[Collected data entries]
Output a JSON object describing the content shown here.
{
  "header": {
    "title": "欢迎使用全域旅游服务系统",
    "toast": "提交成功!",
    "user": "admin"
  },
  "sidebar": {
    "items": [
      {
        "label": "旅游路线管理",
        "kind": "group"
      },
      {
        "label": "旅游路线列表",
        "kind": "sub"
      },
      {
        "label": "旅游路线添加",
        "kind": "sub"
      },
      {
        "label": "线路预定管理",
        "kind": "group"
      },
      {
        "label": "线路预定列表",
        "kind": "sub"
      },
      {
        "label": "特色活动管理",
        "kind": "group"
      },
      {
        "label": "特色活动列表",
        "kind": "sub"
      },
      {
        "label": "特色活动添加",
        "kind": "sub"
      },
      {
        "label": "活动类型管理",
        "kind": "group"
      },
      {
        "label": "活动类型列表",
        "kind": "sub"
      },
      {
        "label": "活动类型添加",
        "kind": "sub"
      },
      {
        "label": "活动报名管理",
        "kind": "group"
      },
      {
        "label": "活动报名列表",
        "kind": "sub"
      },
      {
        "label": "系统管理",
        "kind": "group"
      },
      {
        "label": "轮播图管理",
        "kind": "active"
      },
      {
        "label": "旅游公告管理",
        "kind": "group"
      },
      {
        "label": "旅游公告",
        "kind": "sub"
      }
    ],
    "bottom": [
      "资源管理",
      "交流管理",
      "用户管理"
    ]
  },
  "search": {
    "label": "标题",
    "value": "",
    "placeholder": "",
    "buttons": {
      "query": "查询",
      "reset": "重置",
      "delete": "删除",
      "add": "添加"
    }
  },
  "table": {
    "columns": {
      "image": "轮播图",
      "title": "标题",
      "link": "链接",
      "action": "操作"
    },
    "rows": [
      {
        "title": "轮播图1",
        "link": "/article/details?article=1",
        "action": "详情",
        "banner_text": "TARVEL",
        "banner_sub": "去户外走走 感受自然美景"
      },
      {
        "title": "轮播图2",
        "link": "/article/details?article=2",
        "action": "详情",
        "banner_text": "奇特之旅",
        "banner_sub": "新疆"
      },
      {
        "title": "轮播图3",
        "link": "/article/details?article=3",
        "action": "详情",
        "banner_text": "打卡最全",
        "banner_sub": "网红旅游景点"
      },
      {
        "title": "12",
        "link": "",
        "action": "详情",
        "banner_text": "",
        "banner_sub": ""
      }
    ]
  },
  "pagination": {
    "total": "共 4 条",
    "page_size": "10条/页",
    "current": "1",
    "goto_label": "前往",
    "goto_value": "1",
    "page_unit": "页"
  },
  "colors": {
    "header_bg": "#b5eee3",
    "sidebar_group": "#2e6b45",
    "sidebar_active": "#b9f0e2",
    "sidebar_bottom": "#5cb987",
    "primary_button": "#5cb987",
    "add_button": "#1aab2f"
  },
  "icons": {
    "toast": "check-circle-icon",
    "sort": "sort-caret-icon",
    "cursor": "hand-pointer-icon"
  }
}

**GIVEN REQUEST:**
Check each line of the data above for the string "link" and report only how many lines have it.

**ANSWER TO THE TASK:**
5